**Records for this task**
-- begin --
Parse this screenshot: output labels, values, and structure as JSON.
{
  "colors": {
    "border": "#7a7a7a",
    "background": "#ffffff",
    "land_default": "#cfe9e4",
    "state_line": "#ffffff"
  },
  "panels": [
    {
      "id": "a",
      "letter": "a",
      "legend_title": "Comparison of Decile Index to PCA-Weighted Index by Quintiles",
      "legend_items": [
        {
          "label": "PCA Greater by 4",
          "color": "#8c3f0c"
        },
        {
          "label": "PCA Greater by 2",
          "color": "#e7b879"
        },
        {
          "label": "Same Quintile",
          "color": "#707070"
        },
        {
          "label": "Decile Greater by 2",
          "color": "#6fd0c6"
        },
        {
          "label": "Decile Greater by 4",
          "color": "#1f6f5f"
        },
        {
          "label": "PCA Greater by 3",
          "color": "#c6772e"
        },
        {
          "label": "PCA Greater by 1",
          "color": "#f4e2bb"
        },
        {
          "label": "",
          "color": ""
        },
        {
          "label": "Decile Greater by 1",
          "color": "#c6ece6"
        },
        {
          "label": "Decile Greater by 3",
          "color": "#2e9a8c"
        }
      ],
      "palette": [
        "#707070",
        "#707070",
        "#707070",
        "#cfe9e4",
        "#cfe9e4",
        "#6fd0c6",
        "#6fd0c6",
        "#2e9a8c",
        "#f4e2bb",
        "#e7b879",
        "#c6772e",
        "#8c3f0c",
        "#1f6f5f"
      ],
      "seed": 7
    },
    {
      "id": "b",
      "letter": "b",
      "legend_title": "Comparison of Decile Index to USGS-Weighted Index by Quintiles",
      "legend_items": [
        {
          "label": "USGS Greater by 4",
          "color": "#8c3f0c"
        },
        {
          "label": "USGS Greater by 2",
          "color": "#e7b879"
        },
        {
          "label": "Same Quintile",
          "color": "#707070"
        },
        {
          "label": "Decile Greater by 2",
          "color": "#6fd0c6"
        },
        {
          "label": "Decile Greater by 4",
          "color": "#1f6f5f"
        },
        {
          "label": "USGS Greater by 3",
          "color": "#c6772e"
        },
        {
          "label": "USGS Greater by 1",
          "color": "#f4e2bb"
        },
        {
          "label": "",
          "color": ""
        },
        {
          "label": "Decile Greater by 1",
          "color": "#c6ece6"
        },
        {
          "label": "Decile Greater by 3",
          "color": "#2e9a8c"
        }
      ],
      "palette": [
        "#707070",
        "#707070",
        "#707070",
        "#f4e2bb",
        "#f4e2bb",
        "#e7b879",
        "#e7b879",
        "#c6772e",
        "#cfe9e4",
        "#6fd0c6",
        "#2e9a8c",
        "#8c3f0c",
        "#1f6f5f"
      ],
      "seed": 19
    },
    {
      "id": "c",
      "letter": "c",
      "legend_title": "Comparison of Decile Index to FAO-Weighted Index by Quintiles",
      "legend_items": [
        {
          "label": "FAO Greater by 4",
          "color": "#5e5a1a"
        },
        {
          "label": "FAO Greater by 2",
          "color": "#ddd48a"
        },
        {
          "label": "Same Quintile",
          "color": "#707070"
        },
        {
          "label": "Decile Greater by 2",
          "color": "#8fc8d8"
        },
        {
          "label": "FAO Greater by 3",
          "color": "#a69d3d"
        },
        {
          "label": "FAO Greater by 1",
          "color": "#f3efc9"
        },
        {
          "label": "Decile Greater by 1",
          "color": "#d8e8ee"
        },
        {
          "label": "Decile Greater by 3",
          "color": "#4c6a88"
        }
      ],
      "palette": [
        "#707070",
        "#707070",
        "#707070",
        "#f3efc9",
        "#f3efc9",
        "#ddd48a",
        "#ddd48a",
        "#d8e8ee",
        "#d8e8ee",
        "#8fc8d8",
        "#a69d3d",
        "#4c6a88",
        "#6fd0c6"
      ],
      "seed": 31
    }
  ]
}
-- end --
**Your task**
Copy each line from the records above that includes the string "Weighted".

**Completed exercise**
      "legend_title": "Comparison of Decile Index to PCA-Weighted Index by Quintiles",
      "legend_title": "Comparison of Decile Index to USGS-Weighted Index by Quintiles",
      "legend_title": "Comparison of Decile Index to FAO-Weighted Index by Quintiles",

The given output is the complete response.